** Task to complete **
Keep only the lines of the listing that include the word "this", and copy them.

** Data supplied **
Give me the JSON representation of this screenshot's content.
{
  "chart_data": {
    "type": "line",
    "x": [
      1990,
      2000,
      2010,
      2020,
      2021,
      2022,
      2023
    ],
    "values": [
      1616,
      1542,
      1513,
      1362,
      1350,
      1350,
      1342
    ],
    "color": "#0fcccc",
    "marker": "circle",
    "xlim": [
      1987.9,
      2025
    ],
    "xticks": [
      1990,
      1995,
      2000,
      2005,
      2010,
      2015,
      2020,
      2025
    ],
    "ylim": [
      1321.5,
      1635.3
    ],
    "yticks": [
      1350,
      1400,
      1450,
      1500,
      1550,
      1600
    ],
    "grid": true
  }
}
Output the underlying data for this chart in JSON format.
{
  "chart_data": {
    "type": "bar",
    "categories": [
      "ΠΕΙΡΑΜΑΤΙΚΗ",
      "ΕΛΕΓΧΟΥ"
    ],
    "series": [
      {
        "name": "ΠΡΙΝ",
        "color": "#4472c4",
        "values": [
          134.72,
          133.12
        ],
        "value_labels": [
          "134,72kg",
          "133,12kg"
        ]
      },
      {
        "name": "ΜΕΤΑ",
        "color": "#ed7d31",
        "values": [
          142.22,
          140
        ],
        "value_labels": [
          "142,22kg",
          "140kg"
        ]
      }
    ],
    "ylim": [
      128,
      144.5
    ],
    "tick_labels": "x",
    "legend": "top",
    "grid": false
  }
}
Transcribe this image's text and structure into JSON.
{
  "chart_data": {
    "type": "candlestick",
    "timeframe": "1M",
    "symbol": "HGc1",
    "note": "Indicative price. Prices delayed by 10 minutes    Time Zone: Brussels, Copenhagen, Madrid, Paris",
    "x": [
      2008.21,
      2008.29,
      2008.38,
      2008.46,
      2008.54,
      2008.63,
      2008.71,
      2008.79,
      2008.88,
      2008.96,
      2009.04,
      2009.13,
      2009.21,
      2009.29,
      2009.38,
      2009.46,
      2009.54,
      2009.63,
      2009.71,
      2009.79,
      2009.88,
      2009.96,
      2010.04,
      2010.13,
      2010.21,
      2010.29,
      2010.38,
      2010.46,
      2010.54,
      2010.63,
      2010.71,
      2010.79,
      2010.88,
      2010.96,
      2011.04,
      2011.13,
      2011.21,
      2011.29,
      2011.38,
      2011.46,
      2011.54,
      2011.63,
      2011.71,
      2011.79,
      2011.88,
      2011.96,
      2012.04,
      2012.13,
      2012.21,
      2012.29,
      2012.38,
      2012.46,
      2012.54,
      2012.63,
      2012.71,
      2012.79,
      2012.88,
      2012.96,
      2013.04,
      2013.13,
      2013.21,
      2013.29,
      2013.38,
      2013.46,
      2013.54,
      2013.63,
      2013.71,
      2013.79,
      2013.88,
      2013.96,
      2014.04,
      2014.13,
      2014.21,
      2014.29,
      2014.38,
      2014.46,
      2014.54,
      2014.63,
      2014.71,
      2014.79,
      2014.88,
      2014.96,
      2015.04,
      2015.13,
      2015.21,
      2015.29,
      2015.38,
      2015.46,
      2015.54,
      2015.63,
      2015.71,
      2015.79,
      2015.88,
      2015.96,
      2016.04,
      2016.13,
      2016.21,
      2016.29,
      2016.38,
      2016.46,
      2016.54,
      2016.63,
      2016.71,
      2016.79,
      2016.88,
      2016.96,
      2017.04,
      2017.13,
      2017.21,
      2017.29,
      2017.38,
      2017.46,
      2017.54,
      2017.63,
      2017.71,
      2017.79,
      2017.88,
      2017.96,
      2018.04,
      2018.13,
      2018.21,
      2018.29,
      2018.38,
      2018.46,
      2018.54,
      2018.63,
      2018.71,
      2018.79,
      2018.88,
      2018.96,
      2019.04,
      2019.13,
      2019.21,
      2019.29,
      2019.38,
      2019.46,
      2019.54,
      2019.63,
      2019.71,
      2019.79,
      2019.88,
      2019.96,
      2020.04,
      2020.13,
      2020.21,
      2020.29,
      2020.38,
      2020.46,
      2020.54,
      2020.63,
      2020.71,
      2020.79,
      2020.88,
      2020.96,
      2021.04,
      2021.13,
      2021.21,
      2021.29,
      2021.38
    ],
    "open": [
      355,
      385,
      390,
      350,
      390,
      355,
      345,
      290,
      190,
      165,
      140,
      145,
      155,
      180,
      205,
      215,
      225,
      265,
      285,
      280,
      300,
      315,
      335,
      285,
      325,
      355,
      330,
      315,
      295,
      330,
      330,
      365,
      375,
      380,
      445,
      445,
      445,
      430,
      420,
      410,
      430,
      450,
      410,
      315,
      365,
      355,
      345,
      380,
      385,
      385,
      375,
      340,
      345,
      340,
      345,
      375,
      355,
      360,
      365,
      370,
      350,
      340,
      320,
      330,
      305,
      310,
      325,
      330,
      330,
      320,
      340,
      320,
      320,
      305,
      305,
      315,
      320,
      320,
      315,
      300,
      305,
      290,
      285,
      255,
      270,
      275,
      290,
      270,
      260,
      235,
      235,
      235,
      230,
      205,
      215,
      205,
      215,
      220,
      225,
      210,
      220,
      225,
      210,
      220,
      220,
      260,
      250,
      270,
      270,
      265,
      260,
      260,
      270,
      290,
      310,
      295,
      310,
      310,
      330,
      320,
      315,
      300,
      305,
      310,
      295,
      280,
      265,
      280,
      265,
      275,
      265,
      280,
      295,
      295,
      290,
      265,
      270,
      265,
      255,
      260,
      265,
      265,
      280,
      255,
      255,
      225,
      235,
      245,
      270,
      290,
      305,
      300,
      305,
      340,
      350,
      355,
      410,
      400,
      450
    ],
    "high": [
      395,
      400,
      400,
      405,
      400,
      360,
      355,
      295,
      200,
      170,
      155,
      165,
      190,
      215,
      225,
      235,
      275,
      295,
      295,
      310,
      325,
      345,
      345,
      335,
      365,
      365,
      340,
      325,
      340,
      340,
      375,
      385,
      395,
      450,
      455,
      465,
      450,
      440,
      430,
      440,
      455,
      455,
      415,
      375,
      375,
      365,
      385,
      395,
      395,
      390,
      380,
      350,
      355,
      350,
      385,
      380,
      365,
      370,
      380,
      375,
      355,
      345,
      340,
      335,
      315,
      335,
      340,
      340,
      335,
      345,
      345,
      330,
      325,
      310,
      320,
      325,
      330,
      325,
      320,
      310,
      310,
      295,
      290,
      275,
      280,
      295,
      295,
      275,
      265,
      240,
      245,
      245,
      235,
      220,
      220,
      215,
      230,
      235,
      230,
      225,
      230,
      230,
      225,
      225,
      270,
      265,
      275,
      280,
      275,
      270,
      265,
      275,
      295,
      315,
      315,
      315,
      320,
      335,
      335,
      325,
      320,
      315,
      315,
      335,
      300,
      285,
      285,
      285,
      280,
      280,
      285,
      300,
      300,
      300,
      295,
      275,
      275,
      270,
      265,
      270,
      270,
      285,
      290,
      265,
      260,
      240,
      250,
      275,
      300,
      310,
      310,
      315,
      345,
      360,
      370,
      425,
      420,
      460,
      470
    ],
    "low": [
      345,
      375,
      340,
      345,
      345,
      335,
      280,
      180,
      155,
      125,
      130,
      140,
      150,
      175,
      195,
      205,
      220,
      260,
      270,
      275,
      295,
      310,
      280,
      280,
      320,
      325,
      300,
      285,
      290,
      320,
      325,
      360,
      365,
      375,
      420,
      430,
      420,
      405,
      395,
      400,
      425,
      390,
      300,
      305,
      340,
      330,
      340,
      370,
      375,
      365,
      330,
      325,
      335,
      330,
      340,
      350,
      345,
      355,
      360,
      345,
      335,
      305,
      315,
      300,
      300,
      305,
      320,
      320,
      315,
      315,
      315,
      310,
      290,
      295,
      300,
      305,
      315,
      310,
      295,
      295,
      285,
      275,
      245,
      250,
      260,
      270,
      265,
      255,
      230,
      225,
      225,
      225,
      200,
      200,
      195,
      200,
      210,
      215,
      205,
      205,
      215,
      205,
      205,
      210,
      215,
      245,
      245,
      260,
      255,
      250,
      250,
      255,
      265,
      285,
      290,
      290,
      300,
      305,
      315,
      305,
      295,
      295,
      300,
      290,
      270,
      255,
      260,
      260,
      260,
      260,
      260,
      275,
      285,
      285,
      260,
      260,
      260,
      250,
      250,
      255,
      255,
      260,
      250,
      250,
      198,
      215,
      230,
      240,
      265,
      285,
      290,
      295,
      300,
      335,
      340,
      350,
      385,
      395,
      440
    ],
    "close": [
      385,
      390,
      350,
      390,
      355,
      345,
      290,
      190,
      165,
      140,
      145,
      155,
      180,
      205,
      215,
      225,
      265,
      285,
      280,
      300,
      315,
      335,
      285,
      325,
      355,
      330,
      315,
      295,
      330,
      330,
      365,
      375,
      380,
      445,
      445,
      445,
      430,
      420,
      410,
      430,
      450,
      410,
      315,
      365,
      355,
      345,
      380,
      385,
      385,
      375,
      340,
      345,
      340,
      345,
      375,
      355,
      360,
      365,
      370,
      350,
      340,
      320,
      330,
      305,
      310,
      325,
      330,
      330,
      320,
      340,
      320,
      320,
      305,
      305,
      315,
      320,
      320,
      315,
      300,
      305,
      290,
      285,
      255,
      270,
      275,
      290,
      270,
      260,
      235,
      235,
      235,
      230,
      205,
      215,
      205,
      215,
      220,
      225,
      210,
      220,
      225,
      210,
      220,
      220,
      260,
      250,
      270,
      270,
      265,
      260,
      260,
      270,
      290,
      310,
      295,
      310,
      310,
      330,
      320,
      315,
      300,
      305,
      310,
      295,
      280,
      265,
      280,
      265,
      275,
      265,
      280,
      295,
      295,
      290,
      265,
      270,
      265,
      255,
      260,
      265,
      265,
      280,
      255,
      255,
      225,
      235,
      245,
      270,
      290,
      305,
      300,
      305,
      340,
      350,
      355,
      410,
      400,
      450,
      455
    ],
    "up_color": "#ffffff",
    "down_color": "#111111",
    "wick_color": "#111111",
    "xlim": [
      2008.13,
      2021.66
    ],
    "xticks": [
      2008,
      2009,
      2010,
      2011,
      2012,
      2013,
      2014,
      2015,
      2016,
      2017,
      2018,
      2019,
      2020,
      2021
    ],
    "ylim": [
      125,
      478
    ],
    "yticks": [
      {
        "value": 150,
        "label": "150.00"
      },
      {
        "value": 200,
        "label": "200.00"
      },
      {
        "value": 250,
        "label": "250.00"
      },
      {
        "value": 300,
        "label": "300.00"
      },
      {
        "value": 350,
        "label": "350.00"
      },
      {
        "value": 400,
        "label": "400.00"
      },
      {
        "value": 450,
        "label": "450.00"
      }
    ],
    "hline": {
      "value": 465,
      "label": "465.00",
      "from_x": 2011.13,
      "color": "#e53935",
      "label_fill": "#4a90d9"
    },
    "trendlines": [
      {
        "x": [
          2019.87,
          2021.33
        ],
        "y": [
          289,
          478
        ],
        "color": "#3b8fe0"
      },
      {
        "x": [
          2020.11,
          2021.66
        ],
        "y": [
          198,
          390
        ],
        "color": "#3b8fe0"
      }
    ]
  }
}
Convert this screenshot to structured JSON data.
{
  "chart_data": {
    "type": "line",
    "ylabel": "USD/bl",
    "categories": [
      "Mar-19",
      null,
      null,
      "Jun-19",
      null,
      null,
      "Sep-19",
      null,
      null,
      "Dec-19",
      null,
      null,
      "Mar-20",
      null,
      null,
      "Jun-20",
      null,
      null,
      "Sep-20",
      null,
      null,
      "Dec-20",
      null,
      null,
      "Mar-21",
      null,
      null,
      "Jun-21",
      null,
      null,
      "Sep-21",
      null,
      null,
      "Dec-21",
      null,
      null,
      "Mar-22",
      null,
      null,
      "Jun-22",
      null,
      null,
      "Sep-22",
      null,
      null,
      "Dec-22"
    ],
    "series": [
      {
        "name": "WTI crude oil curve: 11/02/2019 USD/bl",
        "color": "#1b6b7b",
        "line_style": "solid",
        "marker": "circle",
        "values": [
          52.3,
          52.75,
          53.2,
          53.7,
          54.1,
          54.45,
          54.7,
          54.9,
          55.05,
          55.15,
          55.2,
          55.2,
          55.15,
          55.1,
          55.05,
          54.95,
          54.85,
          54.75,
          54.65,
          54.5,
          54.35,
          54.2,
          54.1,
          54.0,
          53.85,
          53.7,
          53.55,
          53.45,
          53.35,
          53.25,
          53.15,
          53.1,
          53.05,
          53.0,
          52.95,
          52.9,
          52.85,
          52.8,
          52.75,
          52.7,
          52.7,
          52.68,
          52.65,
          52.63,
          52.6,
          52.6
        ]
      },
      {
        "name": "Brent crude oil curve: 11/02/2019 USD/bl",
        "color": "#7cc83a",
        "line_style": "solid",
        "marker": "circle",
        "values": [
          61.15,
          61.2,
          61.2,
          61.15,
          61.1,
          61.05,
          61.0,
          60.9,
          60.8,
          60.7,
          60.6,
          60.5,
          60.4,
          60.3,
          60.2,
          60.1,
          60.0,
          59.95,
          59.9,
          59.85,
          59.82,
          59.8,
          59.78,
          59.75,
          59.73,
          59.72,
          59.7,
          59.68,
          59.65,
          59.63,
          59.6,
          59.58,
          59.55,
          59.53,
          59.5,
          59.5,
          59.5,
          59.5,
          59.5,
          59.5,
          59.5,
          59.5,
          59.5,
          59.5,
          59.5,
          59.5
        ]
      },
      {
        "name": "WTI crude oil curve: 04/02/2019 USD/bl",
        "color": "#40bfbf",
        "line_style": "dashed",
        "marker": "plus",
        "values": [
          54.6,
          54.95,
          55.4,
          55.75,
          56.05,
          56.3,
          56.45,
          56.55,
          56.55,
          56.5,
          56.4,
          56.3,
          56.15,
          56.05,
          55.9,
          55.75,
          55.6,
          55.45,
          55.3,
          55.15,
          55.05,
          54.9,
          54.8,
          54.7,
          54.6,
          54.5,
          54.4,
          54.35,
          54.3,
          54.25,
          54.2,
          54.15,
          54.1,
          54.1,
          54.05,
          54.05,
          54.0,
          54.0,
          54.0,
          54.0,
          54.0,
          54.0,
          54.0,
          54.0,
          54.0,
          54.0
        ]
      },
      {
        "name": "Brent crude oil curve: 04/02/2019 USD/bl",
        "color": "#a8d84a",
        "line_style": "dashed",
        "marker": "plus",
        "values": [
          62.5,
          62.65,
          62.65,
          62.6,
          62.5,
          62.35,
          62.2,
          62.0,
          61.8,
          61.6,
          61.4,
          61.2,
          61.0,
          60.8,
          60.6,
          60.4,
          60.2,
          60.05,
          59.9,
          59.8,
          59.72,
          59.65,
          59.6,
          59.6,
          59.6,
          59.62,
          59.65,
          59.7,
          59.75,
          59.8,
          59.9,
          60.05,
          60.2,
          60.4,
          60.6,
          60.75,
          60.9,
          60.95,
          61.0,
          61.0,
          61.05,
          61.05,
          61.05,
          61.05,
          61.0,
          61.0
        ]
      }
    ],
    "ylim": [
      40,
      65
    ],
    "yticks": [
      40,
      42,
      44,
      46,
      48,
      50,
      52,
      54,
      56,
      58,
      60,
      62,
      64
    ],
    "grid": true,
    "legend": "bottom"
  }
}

** Final answer **
Give me the JSON representation of this screenshot's content.
Output the underlying data for this chart in JSON format.
Transcribe this image's text and structure into JSON.
Convert this screenshot to structured JSON data.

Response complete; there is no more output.